⟨

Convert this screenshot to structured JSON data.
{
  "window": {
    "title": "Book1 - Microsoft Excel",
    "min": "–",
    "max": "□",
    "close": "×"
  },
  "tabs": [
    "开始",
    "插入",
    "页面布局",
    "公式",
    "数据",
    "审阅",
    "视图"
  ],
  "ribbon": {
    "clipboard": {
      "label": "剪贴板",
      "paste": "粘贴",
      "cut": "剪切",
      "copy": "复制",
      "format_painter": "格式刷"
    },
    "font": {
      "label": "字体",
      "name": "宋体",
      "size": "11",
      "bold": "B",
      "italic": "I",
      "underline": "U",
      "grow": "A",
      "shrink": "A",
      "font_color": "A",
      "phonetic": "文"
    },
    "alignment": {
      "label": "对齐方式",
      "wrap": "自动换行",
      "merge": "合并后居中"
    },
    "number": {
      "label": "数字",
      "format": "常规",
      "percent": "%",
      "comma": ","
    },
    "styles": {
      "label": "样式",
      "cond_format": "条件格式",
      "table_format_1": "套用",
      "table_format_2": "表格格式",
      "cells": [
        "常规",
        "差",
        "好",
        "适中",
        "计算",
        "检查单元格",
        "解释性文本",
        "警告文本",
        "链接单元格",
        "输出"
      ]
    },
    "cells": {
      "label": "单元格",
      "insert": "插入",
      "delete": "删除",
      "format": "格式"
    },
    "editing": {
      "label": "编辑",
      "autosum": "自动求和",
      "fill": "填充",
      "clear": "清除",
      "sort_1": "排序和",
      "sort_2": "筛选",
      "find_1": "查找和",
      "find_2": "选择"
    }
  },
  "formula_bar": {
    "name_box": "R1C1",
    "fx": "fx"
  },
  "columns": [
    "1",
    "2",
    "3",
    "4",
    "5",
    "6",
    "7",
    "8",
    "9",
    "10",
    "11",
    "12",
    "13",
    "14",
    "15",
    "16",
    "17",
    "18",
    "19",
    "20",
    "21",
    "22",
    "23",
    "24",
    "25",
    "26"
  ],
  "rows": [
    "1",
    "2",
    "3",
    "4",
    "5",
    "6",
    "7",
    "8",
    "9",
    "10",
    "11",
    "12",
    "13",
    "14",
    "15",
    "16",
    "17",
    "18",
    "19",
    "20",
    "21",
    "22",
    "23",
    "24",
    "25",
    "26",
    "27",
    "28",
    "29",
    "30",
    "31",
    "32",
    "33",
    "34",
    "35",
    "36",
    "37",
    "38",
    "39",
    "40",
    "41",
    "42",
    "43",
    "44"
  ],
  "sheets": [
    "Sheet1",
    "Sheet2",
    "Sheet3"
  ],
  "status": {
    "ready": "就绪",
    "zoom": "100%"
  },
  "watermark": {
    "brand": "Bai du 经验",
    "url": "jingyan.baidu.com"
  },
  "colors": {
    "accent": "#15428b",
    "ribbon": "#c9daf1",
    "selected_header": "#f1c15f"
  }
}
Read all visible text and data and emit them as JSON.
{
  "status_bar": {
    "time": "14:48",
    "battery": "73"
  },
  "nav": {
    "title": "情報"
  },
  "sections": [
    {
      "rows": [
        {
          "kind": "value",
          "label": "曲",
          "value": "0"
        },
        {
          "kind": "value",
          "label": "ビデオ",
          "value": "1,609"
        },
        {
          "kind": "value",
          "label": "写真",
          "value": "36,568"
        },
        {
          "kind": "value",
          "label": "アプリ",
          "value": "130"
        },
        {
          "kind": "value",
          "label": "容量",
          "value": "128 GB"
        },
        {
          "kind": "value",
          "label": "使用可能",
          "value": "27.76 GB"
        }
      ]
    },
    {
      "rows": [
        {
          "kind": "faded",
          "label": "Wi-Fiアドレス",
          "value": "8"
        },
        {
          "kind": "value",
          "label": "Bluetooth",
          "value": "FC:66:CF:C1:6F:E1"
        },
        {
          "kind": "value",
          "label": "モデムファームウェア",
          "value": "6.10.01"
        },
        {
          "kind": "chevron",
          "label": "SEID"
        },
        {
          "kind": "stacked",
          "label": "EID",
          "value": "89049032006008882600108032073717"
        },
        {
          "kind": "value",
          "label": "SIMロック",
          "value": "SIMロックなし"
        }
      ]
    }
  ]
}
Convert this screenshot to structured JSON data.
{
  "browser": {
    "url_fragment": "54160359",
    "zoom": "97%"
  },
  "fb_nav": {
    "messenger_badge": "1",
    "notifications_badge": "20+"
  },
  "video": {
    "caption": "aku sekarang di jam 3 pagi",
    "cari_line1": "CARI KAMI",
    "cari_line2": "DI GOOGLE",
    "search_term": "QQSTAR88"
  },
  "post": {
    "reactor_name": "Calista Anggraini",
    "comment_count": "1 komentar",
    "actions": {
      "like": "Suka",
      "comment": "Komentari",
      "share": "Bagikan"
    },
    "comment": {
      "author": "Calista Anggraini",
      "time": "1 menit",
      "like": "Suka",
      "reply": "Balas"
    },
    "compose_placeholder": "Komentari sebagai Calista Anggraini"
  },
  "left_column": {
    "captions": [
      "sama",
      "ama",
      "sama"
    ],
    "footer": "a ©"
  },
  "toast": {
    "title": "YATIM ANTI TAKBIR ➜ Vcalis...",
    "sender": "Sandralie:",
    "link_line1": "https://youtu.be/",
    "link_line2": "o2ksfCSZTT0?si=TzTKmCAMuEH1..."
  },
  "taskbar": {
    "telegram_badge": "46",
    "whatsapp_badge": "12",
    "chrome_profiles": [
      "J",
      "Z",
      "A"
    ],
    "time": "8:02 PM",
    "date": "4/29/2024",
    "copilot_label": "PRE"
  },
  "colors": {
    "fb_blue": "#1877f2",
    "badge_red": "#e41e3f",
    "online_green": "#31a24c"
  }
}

⟩

## Goal
Write the data back out verbatim.

## Exercise answer
Convert this screenshot to structured JSON data.
{
  "window": {
    "title": "Book1 - Microsoft Excel",
    "min": "–",
    "max": "□",
    "close": "×"
  },
  "tabs": [
    "开始",
    "插入",
    "页面布局",
    "公式",
    "数据",
    "审阅",
    "视图"
  ],
  "ribbon": {
    "clipboard": {
      "label": "剪贴板",
      "paste": "粘贴",
      "cut": "剪切",
      "copy": "复制",
      "format_painter": "格式刷"
    },
    "font": {
      "label": "字体",
      "name": "宋体",
      "size": "11",
      "bold": "B",
      "italic": "I",
      "underline": "U",
      "grow": "A",
      "shrink": "A",
      "font_color": "A",
      "phonetic": "文"
    },
    "alignment": {
      "label": "对齐方式",
      "wrap": "自动换行",
      "merge": "合并后居中"
    },
    "number": {
      "label": "数字",
      "format": "常规",
      "percent": "%",
      "comma": ","
    },
    "styles": {
      "label": "样式",
      "cond_format": "条件格式",
      "table_format_1": "套用",
      "table_format_2": "表格格式",
      "cells": [
        "常规",
        "差",
        "好",
        "适中",
        "计算",
        "检查单元格",
        "解释性文本",
        "警告文本",
        "链接单元格",
        "输出"
      ]
    },
    "cells": {
      "label": "单元格",
      "insert": "插入",
      "delete": "删除",
      "format": "格式"
    },
    "editing": {
      "label": "编辑",
      "autosum": "自动求和",
      "fill": "填充",
      "clear": "清除",
      "sort_1": "排序和",
      "sort_2": "筛选",
      "find_1": "查找和",
      "find_2": "选择"
    }
  },
  "formula_bar": {
    "name_box": "R1C1",
    "fx": "fx"
  },
  "columns": [
    "1",
    "2",
    "3",
    "4",
    "5",
    "6",
    "7",
    "8",
    "9",
    "10",
    "11",
    "12",
    "13",
    "14",
    "15",
    "16",
    "17",
    "18",
    "19",
    "20",
    "21",
    "22",
    "23",
    "24",
    "25",
    "26"
  ],
  "rows": [
    "1",
    "2",
    "3",
    "4",
    "5",
    "6",
    "7",
    "8",
    "9",
    "10",
    "11",
    "12",
    "13",
    "14",
    "15",
    "16",
    "17",
    "18",
    "19",
    "20",
    "21",
    "22",
    "23",
    "24",
    "25",
    "26",
    "27",
    "28",
    "29",
    "30",
    "31",
    "32",
    "33",
    "34",
    "35",
    "36",
    "37",
    "38",
    "39",
    "40",
    "41",
    "42",
    "43",
    "44"
  ],
  "sheets": [
    "Sheet1",
    "Sheet2",
    "Sheet3"
  ],
  "status": {
    "ready": "就绪",
    "zoom": "100%"
  },
  "watermark": {
    "brand": "Bai du 经验",
    "url": "jingyan.baidu.com"
  },
  "colors": {
    "accent": "#15428b",
    "ribbon": "#c9daf1",
    "selected_header": "#f1c15f"
  }
}
Read all visible text and data and emit them as JSON.
{
  "status_bar": {
    "time": "14:48",
    "battery": "73"
  },
  "nav": {
    "title": "情報"
  },
  "sections": [
    {
      "rows": [
        {
          "kind": "value",
          "label": "曲",
          "value": "0"
        },
        {
          "kind": "value",
          "label": "ビデオ",
          "value": "1,609"
        },
        {
          "kind": "value",
          "label": "写真",
          "value": "36,568"
        },
        {
          "kind": "value",
          "label": "アプリ",
          "value": "130"
        },
        {
          "kind": "value",
          "label": "容量",
          "value": "128 GB"
        },
        {
          "kind": "value",
          "label": "使用可能",
          "value": "27.76 GB"
        }
      ]
    },
    {
      "rows": [
        {
          "kind": "faded",
          "label": "Wi-Fiアドレス",
          "value": "8"
        },
        {
          "kind": "value",
          "label": "Bluetooth",
          "value": "FC:66:CF:C1:6F:E1"
        },
        {
          "kind": "value",
          "label": "モデムファームウェア",
          "value": "6.10.01"
        },
        {
          "kind": "chevron",
          "label": "SEID"
        },
        {
          "kind": "stacked",
          "label": "EID",
          "value": "89049032006008882600108032073717"
        },
        {
          "kind": "value",
          "label": "SIMロック",
          "value": "SIMロックなし"
        }
      ]
    }
  ]
}
Convert this screenshot to structured JSON data.
{
  "browser": {
    "url_fragment": "54160359",
    "zoom": "97%"
  },
  "fb_nav": {
    "messenger_badge": "1",
    "notifications_badge": "20+"
  },
  "video": {
    "caption": "aku sekarang di jam 3 pagi",
    "cari_line1": "CARI KAMI",
    "cari_line2": "DI GOOGLE",
    "search_term": "QQSTAR88"
  },
  "post": {
    "reactor_name": "Calista Anggraini",
    "comment_count": "1 komentar",
    "actions": {
      "like": "Suka",
      "comment": "Komentari",
      "share": "Bagikan"
    },
    "comment": {
      "author": "Calista Anggraini",
      "time": "1 menit",
      "like": "Suka",
      "reply": "Balas"
    },
    "compose_placeholder": "Komentari sebagai Calista Anggraini"
  },
  "left_column": {
    "captions": [
      "sama",
      "ama",
      "sama"
    ],
    "footer": "a ©"
  },
  "toast": {
    "title": "YATIM ANTI TAKBIR ➜ Vcalis...",
    "sender": "Sandralie:",
    "link_line1": "https://youtu.be/",
    "link_line2": "o2ksfCSZTT0?si=TzTKmCAMuEH1..."
  },
  "taskbar": {
    "telegram_badge": "46",
    "whatsapp_badge": "12",
    "chrome_profiles": [
      "J",
      "Z",
      "A"
    ],
    "time": "8:02 PM",
    "date": "4/29/2024",
    "copilot_label": "PRE"
  },
  "colors": {
    "fb_blue": "#1877f2",
    "badge_red": "#e41e3f",
    "online_green": "#31a24c"
  }
}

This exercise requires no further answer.